Records from a data collection
● ● ● ●
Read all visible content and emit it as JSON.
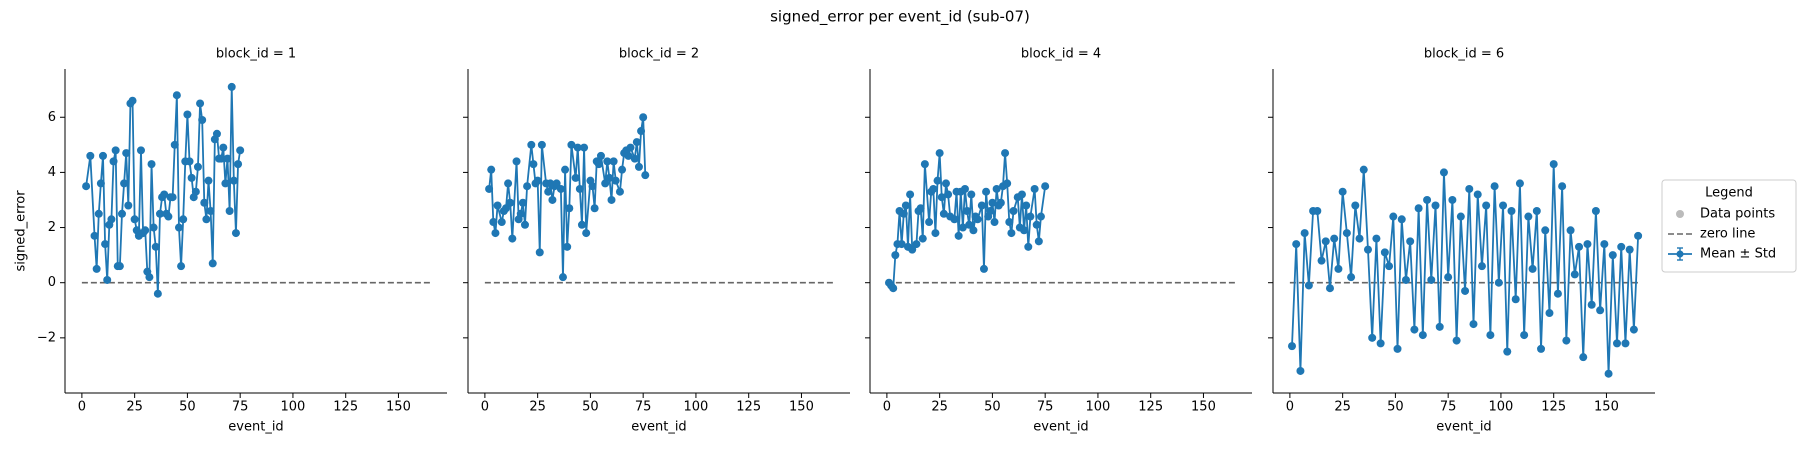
{
  "title": "signed_error per event_id (sub-07)",
  "legend": {
    "title": "Legend",
    "entries": [
      "Data points",
      "zero line",
      "Mean ± Std"
    ]
  },
  "chart_data": [
    {
      "type": "line",
      "title": "block_id = 1",
      "xlabel": "event_id",
      "ylabel": "signed_error",
      "x": [
        2,
        4,
        6,
        7,
        8,
        9,
        10,
        11,
        12,
        13,
        14,
        15,
        16,
        17,
        18,
        19,
        20,
        21,
        22,
        23,
        24,
        25,
        26,
        27,
        28,
        29,
        30,
        31,
        32,
        33,
        34,
        35,
        36,
        37,
        38,
        39,
        40,
        41,
        42,
        43,
        44,
        45,
        46,
        47,
        48,
        49,
        50,
        51,
        52,
        53,
        54,
        55,
        56,
        57,
        58,
        59,
        60,
        61,
        62,
        63,
        64,
        65,
        66,
        67,
        68,
        69,
        70,
        71,
        72,
        73,
        74,
        75
      ],
      "series": [
        {
          "name": "Mean ± Std",
          "color": "#1f77b4",
          "values": [
            3.5,
            4.6,
            1.7,
            0.5,
            2.5,
            3.6,
            4.6,
            1.4,
            0.1,
            2.1,
            2.3,
            4.4,
            4.8,
            0.6,
            0.6,
            2.5,
            3.6,
            4.7,
            2.8,
            6.5,
            6.6,
            2.3,
            1.9,
            1.7,
            4.8,
            1.8,
            1.9,
            0.4,
            0.2,
            4.3,
            2.0,
            1.3,
            -0.4,
            2.5,
            3.1,
            3.2,
            2.5,
            2.4,
            3.1,
            3.1,
            5.0,
            6.8,
            2.0,
            0.6,
            2.3,
            4.4,
            6.1,
            4.4,
            3.8,
            3.1,
            3.3,
            4.2,
            6.5,
            5.9,
            2.9,
            2.3,
            3.7,
            2.6,
            0.7,
            5.2,
            5.4,
            4.5,
            4.5,
            4.9,
            3.6,
            4.5,
            2.6,
            7.1,
            3.7,
            1.8,
            4.3,
            4.8
          ]
        }
      ],
      "hline": {
        "y": 0,
        "x": [
          0,
          165
        ]
      },
      "xlim": [
        -8,
        173
      ],
      "ylim": [
        -4.0,
        7.75
      ],
      "xticks": [
        0,
        25,
        50,
        75,
        100,
        125,
        150
      ],
      "yticks": [
        {
          "value": -2,
          "label": "−2"
        },
        0,
        2,
        4,
        6
      ]
    },
    {
      "type": "line",
      "title": "block_id = 2",
      "xlabel": "event_id",
      "x": [
        2,
        3,
        4,
        5,
        6,
        8,
        9,
        10,
        11,
        12,
        13,
        15,
        16,
        17,
        18,
        19,
        20,
        22,
        23,
        24,
        25,
        26,
        27,
        29,
        30,
        31,
        32,
        33,
        34,
        36,
        37,
        38,
        39,
        40,
        41,
        43,
        44,
        45,
        46,
        47,
        48,
        50,
        51,
        52,
        53,
        54,
        55,
        57,
        58,
        59,
        60,
        61,
        62,
        64,
        65,
        66,
        67,
        68,
        69,
        71,
        72,
        73,
        74,
        75,
        76
      ],
      "series": [
        {
          "name": "Mean ± Std",
          "color": "#1f77b4",
          "values": [
            3.4,
            4.1,
            2.2,
            1.8,
            2.8,
            2.2,
            2.6,
            2.7,
            3.6,
            2.9,
            1.6,
            4.4,
            2.3,
            2.5,
            2.9,
            2.1,
            3.5,
            5.0,
            4.3,
            3.6,
            3.7,
            1.1,
            5.0,
            3.6,
            3.3,
            3.6,
            3.0,
            3.5,
            3.6,
            3.4,
            0.2,
            4.1,
            1.3,
            2.7,
            5.0,
            3.8,
            4.9,
            3.4,
            2.1,
            4.9,
            1.8,
            3.7,
            3.5,
            2.7,
            4.4,
            4.3,
            4.6,
            3.6,
            4.4,
            3.8,
            3.0,
            4.4,
            3.7,
            3.3,
            4.1,
            4.7,
            4.8,
            4.6,
            4.9,
            4.5,
            5.1,
            4.2,
            5.5,
            6.0,
            3.9
          ]
        }
      ],
      "hline": {
        "y": 0,
        "x": [
          0,
          165
        ]
      },
      "xlim": [
        -8,
        173
      ],
      "ylim": [
        -4.0,
        7.75
      ],
      "xticks": [
        0,
        25,
        50,
        75,
        100,
        125,
        150
      ],
      "yticks": [
        -2,
        0,
        2,
        4,
        6
      ]
    },
    {
      "type": "line",
      "title": "block_id = 4",
      "xlabel": "event_id",
      "x": [
        1,
        2,
        3,
        4,
        5,
        6,
        7,
        8,
        9,
        10,
        11,
        12,
        14,
        15,
        16,
        17,
        18,
        20,
        21,
        22,
        23,
        24,
        25,
        26,
        27,
        28,
        29,
        30,
        32,
        33,
        34,
        35,
        36,
        37,
        38,
        39,
        40,
        41,
        42,
        43,
        45,
        46,
        47,
        48,
        49,
        50,
        51,
        52,
        53,
        54,
        55,
        56,
        57,
        58,
        59,
        60,
        62,
        63,
        64,
        65,
        66,
        67,
        68,
        70,
        71,
        72,
        73,
        75
      ],
      "series": [
        {
          "name": "Mean ± Std",
          "color": "#1f77b4",
          "values": [
            0.0,
            -0.1,
            -0.2,
            1.0,
            1.4,
            2.6,
            1.4,
            2.5,
            2.8,
            1.3,
            3.2,
            1.2,
            1.4,
            2.6,
            2.7,
            1.6,
            4.3,
            2.2,
            3.3,
            3.4,
            1.8,
            3.7,
            4.7,
            3.1,
            2.5,
            3.6,
            3.2,
            2.4,
            2.3,
            3.3,
            1.7,
            3.3,
            2.0,
            3.4,
            2.6,
            2.1,
            3.2,
            1.9,
            2.4,
            2.3,
            2.8,
            0.5,
            3.3,
            2.4,
            2.6,
            2.9,
            2.2,
            3.4,
            2.8,
            2.9,
            3.5,
            4.7,
            3.6,
            2.2,
            1.8,
            2.6,
            3.1,
            2.0,
            3.2,
            1.9,
            2.8,
            1.3,
            2.4,
            3.4,
            2.1,
            1.5,
            2.4,
            3.5
          ]
        }
      ],
      "hline": {
        "y": 0,
        "x": [
          0,
          165
        ]
      },
      "xlim": [
        -8,
        173
      ],
      "ylim": [
        -4.0,
        7.75
      ],
      "xticks": [
        0,
        25,
        50,
        75,
        100,
        125,
        150
      ],
      "yticks": [
        -2,
        0,
        2,
        4,
        6
      ]
    },
    {
      "type": "line",
      "title": "block_id = 6",
      "xlabel": "event_id",
      "x": [
        1,
        3,
        5,
        7,
        9,
        11,
        13,
        15,
        17,
        19,
        21,
        23,
        25,
        27,
        29,
        31,
        33,
        35,
        37,
        39,
        41,
        43,
        45,
        47,
        49,
        51,
        53,
        55,
        57,
        59,
        61,
        63,
        65,
        67,
        69,
        71,
        73,
        75,
        77,
        79,
        81,
        83,
        85,
        87,
        89,
        91,
        93,
        95,
        97,
        99,
        101,
        103,
        105,
        107,
        109,
        111,
        113,
        115,
        117,
        119,
        121,
        123,
        125,
        127,
        129,
        131,
        133,
        135,
        137,
        139,
        141,
        143,
        145,
        147,
        149,
        151,
        153,
        155,
        157,
        159,
        161,
        163,
        165
      ],
      "series": [
        {
          "name": "Mean ± Std",
          "color": "#1f77b4",
          "values": [
            -2.3,
            1.4,
            -3.2,
            1.8,
            -0.1,
            2.6,
            2.6,
            0.8,
            1.5,
            -0.2,
            1.6,
            0.5,
            3.3,
            1.8,
            0.2,
            2.8,
            1.6,
            4.1,
            1.2,
            -2.0,
            1.6,
            -2.2,
            1.1,
            0.6,
            2.4,
            -2.4,
            2.3,
            0.1,
            1.5,
            -1.7,
            2.7,
            -1.9,
            3.0,
            0.1,
            2.8,
            -1.6,
            4.0,
            0.2,
            3.0,
            -2.1,
            2.4,
            -0.3,
            3.4,
            -1.5,
            3.2,
            0.6,
            2.8,
            -1.9,
            3.5,
            0.0,
            2.8,
            -2.5,
            2.6,
            -0.6,
            3.6,
            -1.9,
            2.4,
            0.5,
            2.6,
            -2.4,
            1.9,
            -1.1,
            4.3,
            -0.4,
            3.5,
            -2.1,
            1.9,
            0.3,
            1.3,
            -2.7,
            1.4,
            -0.8,
            2.6,
            -1.0,
            1.4,
            -3.3,
            1.0,
            -2.2,
            1.3,
            -2.2,
            1.2,
            -1.7,
            1.7
          ]
        }
      ],
      "hline": {
        "y": 0,
        "x": [
          0,
          165
        ]
      },
      "xlim": [
        -8,
        173
      ],
      "ylim": [
        -4.0,
        7.75
      ],
      "xticks": [
        0,
        25,
        50,
        75,
        100,
        125,
        150
      ],
      "yticks": [
        -2,
        0,
        2,
        4,
        6
      ]
    }
  ]
}
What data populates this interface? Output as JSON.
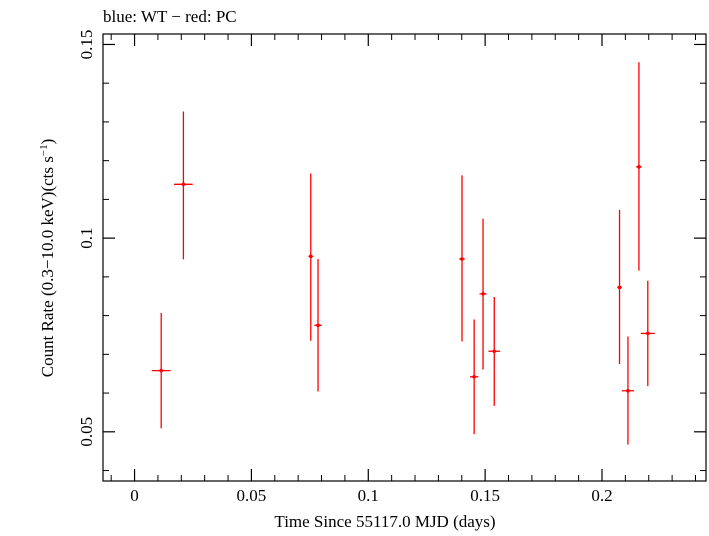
{
  "chart_data": {
    "type": "scatter",
    "title": "blue: WT − red: PC",
    "xlabel": "Time Since 55117.0 MJD (days)",
    "ylabel_main": "Count Rate (0.3−10.0 keV)(cts s",
    "ylabel_sup": "−1",
    "ylabel_close": ")",
    "xlim": [
      -0.0135,
      0.2445
    ],
    "ylim": [
      0.0373,
      0.1527
    ],
    "xticks": [
      0,
      0.05,
      0.1,
      0.15,
      0.2
    ],
    "xtick_labels": [
      "0",
      "0.05",
      "0.1",
      "0.15",
      "0.2"
    ],
    "yticks": [
      0.05,
      0.1,
      0.15
    ],
    "ytick_labels": [
      "0.05",
      "0.1",
      "0.15"
    ],
    "x_minor_step": 0.01,
    "y_minor_step": 0.01,
    "series": [
      {
        "name": "PC",
        "color": "#ff0000",
        "points": [
          {
            "x": 0.0114,
            "y": 0.0658,
            "xerr": 0.004,
            "yerr_low": 0.0149,
            "yerr_high": 0.0149
          },
          {
            "x": 0.0209,
            "y": 0.1139,
            "xerr": 0.004,
            "yerr_low": 0.0194,
            "yerr_high": 0.0188
          },
          {
            "x": 0.0754,
            "y": 0.0953,
            "xerr": 0.001,
            "yerr_low": 0.0218,
            "yerr_high": 0.0214
          },
          {
            "x": 0.0785,
            "y": 0.0775,
            "xerr": 0.0016,
            "yerr_low": 0.0171,
            "yerr_high": 0.0171
          },
          {
            "x": 0.1401,
            "y": 0.0946,
            "xerr": 0.0012,
            "yerr_low": 0.0213,
            "yerr_high": 0.0216
          },
          {
            "x": 0.1453,
            "y": 0.0642,
            "xerr": 0.0018,
            "yerr_low": 0.0148,
            "yerr_high": 0.0148
          },
          {
            "x": 0.1491,
            "y": 0.0856,
            "xerr": 0.0015,
            "yerr_low": 0.0195,
            "yerr_high": 0.0194
          },
          {
            "x": 0.1539,
            "y": 0.0708,
            "xerr": 0.0025,
            "yerr_low": 0.0141,
            "yerr_high": 0.014
          },
          {
            "x": 0.2075,
            "y": 0.0873,
            "xerr": 0.001,
            "yerr_low": 0.0198,
            "yerr_high": 0.02
          },
          {
            "x": 0.2111,
            "y": 0.0606,
            "xerr": 0.0026,
            "yerr_low": 0.0139,
            "yerr_high": 0.014
          },
          {
            "x": 0.2158,
            "y": 0.1184,
            "xerr": 0.0012,
            "yerr_low": 0.0268,
            "yerr_high": 0.027
          },
          {
            "x": 0.2196,
            "y": 0.0754,
            "xerr": 0.003,
            "yerr_low": 0.0136,
            "yerr_high": 0.0136
          }
        ]
      }
    ]
  }
}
● ● ● ●
* Problem description
Extract every line from the records above that contains the word "JSON".

* Full solution
Read all visible content and emit it as JSON.
What data populates this interface? Output as JSON.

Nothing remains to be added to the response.